The problem – Your task is to copy every record exactly.

Source records:
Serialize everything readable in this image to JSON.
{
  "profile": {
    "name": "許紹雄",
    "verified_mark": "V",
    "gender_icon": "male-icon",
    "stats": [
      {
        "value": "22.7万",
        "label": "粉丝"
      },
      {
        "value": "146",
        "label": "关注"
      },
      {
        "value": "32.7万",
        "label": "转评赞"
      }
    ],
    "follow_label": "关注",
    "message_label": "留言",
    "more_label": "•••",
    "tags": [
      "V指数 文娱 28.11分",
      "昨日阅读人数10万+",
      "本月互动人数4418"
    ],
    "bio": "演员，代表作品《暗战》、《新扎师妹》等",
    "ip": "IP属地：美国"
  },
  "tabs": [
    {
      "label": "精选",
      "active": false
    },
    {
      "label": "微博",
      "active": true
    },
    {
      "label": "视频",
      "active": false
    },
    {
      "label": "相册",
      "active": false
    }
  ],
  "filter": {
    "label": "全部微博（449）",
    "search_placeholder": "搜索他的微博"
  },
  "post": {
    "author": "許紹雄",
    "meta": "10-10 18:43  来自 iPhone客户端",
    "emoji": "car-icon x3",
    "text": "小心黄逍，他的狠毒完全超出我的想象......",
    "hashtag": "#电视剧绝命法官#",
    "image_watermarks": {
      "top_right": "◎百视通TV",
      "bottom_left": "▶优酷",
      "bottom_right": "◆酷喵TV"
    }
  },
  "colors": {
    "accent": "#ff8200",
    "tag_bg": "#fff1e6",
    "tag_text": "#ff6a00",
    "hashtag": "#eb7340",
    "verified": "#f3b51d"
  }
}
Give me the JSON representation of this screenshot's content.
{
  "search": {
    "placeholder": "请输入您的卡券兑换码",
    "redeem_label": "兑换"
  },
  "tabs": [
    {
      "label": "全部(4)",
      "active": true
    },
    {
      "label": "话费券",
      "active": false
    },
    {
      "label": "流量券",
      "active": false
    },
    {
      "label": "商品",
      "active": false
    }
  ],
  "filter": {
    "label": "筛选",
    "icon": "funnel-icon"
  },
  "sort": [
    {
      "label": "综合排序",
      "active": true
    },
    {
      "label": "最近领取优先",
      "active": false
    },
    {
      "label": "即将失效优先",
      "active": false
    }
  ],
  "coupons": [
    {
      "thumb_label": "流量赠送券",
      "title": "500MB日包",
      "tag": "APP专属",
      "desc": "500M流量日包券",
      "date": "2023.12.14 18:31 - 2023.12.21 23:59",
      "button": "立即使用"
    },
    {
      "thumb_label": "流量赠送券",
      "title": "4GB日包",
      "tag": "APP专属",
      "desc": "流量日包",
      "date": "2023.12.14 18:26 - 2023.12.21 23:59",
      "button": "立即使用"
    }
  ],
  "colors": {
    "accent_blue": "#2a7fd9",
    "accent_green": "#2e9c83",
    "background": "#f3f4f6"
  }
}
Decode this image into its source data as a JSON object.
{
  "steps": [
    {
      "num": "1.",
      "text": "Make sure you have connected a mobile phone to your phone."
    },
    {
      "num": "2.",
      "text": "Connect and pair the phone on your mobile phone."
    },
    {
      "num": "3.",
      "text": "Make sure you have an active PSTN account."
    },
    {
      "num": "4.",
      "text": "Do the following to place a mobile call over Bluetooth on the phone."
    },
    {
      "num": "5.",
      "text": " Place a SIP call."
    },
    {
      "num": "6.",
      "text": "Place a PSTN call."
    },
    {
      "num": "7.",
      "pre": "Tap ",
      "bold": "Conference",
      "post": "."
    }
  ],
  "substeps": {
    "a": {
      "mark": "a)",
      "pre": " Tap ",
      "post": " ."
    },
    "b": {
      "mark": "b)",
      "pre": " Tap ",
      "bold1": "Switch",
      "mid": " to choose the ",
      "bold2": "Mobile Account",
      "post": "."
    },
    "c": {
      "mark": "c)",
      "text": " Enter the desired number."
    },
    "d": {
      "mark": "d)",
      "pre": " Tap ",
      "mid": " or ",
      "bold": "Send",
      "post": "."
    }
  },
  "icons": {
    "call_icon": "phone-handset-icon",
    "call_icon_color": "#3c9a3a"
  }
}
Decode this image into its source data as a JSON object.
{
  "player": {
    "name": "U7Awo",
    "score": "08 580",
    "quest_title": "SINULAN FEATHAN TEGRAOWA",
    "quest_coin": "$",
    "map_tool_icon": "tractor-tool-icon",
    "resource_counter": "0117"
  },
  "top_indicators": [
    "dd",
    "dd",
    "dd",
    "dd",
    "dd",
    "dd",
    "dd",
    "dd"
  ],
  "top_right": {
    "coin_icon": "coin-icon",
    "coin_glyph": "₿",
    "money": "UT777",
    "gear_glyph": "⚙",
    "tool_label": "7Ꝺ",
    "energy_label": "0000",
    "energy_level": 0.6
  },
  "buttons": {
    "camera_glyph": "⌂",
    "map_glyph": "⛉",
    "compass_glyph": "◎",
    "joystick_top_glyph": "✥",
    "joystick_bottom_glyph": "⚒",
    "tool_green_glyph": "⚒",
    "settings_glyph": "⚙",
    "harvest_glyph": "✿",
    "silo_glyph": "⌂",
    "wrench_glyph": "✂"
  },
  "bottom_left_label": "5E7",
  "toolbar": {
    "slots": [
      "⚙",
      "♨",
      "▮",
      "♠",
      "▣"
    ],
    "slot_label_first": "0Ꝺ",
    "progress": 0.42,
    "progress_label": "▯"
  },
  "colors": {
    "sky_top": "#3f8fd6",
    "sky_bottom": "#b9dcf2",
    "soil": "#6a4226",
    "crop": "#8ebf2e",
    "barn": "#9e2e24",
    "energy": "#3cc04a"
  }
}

Result of the exercise –
Serialize everything readable in this image to JSON.
{
  "profile": {
    "name": "許紹雄",
    "verified_mark": "V",
    "gender_icon": "male-icon",
    "stats": [
      {
        "value": "22.7万",
        "label": "粉丝"
      },
      {
        "value": "146",
        "label": "关注"
      },
      {
        "value": "32.7万",
        "label": "转评赞"
      }
    ],
    "follow_label": "关注",
    "message_label": "留言",
    "more_label": "•••",
    "tags": [
      "V指数 文娱 28.11分",
      "昨日阅读人数10万+",
      "本月互动人数4418"
    ],
    "bio": "演员，代表作品《暗战》、《新扎师妹》等",
    "ip": "IP属地：美国"
  },
  "tabs": [
    {
      "label": "精选",
      "active": false
    },
    {
      "label": "微博",
      "active": true
    },
    {
      "label": "视频",
      "active": false
    },
    {
      "label": "相册",
      "active": false
    }
  ],
  "filter": {
    "label": "全部微博（449）",
    "search_placeholder": "搜索他的微博"
  },
  "post": {
    "author": "許紹雄",
    "meta": "10-10 18:43  来自 iPhone客户端",
    "emoji": "car-icon x3",
    "text": "小心黄逍，他的狠毒完全超出我的想象......",
    "hashtag": "#电视剧绝命法官#",
    "image_watermarks": {
      "top_right": "◎百视通TV",
      "bottom_left": "▶优酷",
      "bottom_right": "◆酷喵TV"
    }
  },
  "colors": {
    "accent": "#ff8200",
    "tag_bg": "#fff1e6",
    "tag_text": "#ff6a00",
    "hashtag": "#eb7340",
    "verified": "#f3b51d"
  }
}
Give me the JSON representation of this screenshot's content.
{
  "search": {
    "placeholder": "请输入您的卡券兑换码",
    "redeem_label": "兑换"
  },
  "tabs": [
    {
      "label": "全部(4)",
      "active": true
    },
    {
      "label": "话费券",
      "active": false
    },
    {
      "label": "流量券",
      "active": false
    },
    {
      "label": "商品",
      "active": false
    }
  ],
  "filter": {
    "label": "筛选",
    "icon": "funnel-icon"
  },
  "sort": [
    {
      "label": "综合排序",
      "active": true
    },
    {
      "label": "最近领取优先",
      "active": false
    },
    {
      "label": "即将失效优先",
      "active": false
    }
  ],
  "coupons": [
    {
      "thumb_label": "流量赠送券",
      "title": "500MB日包",
      "tag": "APP专属",
      "desc": "500M流量日包券",
      "date": "2023.12.14 18:31 - 2023.12.21 23:59",
      "button": "立即使用"
    },
    {
      "thumb_label": "流量赠送券",
      "title": "4GB日包",
      "tag": "APP专属",
      "desc": "流量日包",
      "date": "2023.12.14 18:26 - 2023.12.21 23:59",
      "button": "立即使用"
    }
  ],
  "colors": {
    "accent_blue": "#2a7fd9",
    "accent_green": "#2e9c83",
    "background": "#f3f4f6"
  }
}
Decode this image into its source data as a JSON object.
{
  "steps": [
    {
      "num": "1.",
      "text": "Make sure you have connected a mobile phone to your phone."
    },
    {
      "num": "2.",
      "text": "Connect and pair the phone on your mobile phone."
    },
    {
      "num": "3.",
      "text": "Make sure you have an active PSTN account."
    },
    {
      "num": "4.",
      "text": "Do the following to place a mobile call over Bluetooth on the phone."
    },
    {
      "num": "5.",
      "text": " Place a SIP call."
    },
    {
      "num": "6.",
      "text": "Place a PSTN call."
    },
    {
      "num": "7.",
      "pre": "Tap ",
      "bold": "Conference",
      "post": "."
    }
  ],
  "substeps": {
    "a": {
      "mark": "a)",
      "pre": " Tap ",
      "post": " ."
    },
    "b": {
      "mark": "b)",
      "pre": " Tap ",
      "bold1": "Switch",
      "mid": " to choose the ",
      "bold2": "Mobile Account",
      "post": "."
    },
    "c": {
      "mark": "c)",
      "text": " Enter the desired number."
    },
    "d": {
      "mark": "d)",
      "pre": " Tap ",
      "mid": " or ",
      "bold": "Send",
      "post": "."
    }
  },
  "icons": {
    "call_icon": "phone-handset-icon",
    "call_icon_color": "#3c9a3a"
  }
}
Decode this image into its source data as a JSON object.
{
  "player": {
    "name": "U7Awo",
    "score": "08 580",
    "quest_title": "SINULAN FEATHAN TEGRAOWA",
    "quest_coin": "$",
    "map_tool_icon": "tractor-tool-icon",
    "resource_counter": "0117"
  },
  "top_indicators": [
    "dd",
    "dd",
    "dd",
    "dd",
    "dd",
    "dd",
    "dd",
    "dd"
  ],
  "top_right": {
    "coin_icon": "coin-icon",
    "coin_glyph": "₿",
    "money": "UT777",
    "gear_glyph": "⚙",
    "tool_label": "7Ꝺ",
    "energy_label": "0000",
    "energy_level": 0.6
  },
  "buttons": {
    "camera_glyph": "⌂",
    "map_glyph": "⛉",
    "compass_glyph": "◎",
    "joystick_top_glyph": "✥",
    "joystick_bottom_glyph": "⚒",
    "tool_green_glyph": "⚒",
    "settings_glyph": "⚙",
    "harvest_glyph": "✿",
    "silo_glyph": "⌂",
    "wrench_glyph": "✂"
  },
  "bottom_left_label": "5E7",
  "toolbar": {
    "slots": [
      "⚙",
      "♨",
      "▮",
      "♠",
      "▣"
    ],
    "slot_label_first": "0Ꝺ",
    "progress": 0.42,
    "progress_label": "▯"
  },
  "colors": {
    "sky_top": "#3f8fd6",
    "sky_bottom": "#b9dcf2",
    "soil": "#6a4226",
    "crop": "#8ebf2e",
    "barn": "#9e2e24",
    "energy": "#3cc04a"
  }
}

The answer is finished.